Start of Excerpted text

A good portion of Havamal represents Odin's reflections on his bitter experience with Loki, as well as his warnings about Gullveig.

Warnings Against Gullveig :

"
115. I counsel thee, Loddfafnir,
to take advice,
thou wilt profit if thou takest it.
In an enchantress’s embrace
thou mayest not sleep,
so that in her arms she clasp thee.

116. She will be the cause
that thou carest not
for Thing or prince’s words;
food thou wilt shun
and human joys;
sorrowful wilt thou go to sleep."

"
120. I saw mortally
wound a man
a wicked woman’s words;
a false tongue
caused his death,
and most unrighteously."



Warnings Against Loki :

"
119. I counsel thee, etc.
A bad man
let thou never
know thy misfortunes;
for from a bad man
thou never wilt obtain
a return for thy good will."

"
124. I counsel thee, etc.
Words thou never
shouldst exchange
with a witless fool;

125. for from an ill-conditioned man
thou wilt never get
a return for good;
but a good man will
bring thee favour
by his praise."

(Thorpe translation)

End of Excerpted text
Start of The records

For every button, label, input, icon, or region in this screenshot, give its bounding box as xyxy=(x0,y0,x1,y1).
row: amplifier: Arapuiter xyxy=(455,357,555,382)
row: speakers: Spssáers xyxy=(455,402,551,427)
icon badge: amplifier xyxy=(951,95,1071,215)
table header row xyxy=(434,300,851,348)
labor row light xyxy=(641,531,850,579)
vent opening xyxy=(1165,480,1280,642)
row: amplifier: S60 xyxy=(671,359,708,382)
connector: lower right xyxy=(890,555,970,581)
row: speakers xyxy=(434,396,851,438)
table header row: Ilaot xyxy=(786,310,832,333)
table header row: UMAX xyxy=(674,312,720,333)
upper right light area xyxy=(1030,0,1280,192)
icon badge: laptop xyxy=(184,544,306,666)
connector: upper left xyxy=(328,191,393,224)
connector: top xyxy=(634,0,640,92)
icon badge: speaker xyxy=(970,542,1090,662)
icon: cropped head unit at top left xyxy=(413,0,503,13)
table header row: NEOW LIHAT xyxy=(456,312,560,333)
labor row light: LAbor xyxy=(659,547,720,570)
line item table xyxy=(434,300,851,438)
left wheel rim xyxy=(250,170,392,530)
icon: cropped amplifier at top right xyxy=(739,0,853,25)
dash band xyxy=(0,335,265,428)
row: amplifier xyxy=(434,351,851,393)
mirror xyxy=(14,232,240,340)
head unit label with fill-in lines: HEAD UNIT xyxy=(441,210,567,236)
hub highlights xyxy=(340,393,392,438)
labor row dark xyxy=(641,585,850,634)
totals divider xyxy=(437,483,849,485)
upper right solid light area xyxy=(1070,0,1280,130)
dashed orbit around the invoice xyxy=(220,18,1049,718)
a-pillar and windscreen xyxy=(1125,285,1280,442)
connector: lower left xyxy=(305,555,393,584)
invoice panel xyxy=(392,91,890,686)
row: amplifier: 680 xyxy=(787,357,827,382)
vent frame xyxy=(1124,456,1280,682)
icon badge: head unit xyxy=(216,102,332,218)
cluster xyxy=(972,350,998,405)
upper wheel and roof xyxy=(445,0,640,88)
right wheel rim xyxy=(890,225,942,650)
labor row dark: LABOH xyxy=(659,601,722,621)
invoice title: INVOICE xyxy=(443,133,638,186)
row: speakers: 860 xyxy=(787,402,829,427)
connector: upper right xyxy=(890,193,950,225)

End of The records

# [Exercises]
1. From the Havamal passage, return the part that opens with the words containing "A good portion" and closes with "thou takest it.".
2. Retype the rows from their first line through the line containing "table header row: Ilaot", keeping every line unchanged.

# [Results by task]
1.
A good portion of Havamal represents Odin's reflections on his bitter experience with Loki, as well as his warnings about Gullveig.

Warnings Against Gullveig :

"
115. I counsel thee, Loddfafnir,
to take advice,
thou wilt profit if thou takest it.

2.
For every button, label, input, icon, or region in this screenshot, give its bounding box as xyxy=(x0,y0,x1,y1).
row: amplifier: Arapuiter xyxy=(455,357,555,382)
row: speakers: Spssáers xyxy=(455,402,551,427)
icon badge: amplifier xyxy=(951,95,1071,215)
table header row xyxy=(434,300,851,348)
labor row light xyxy=(641,531,850,579)
vent opening xyxy=(1165,480,1280,642)
row: amplifier: S60 xyxy=(671,359,708,382)
connector: lower right xyxy=(890,555,970,581)
row: speakers xyxy=(434,396,851,438)
table header row: Ilaot xyxy=(786,310,832,333)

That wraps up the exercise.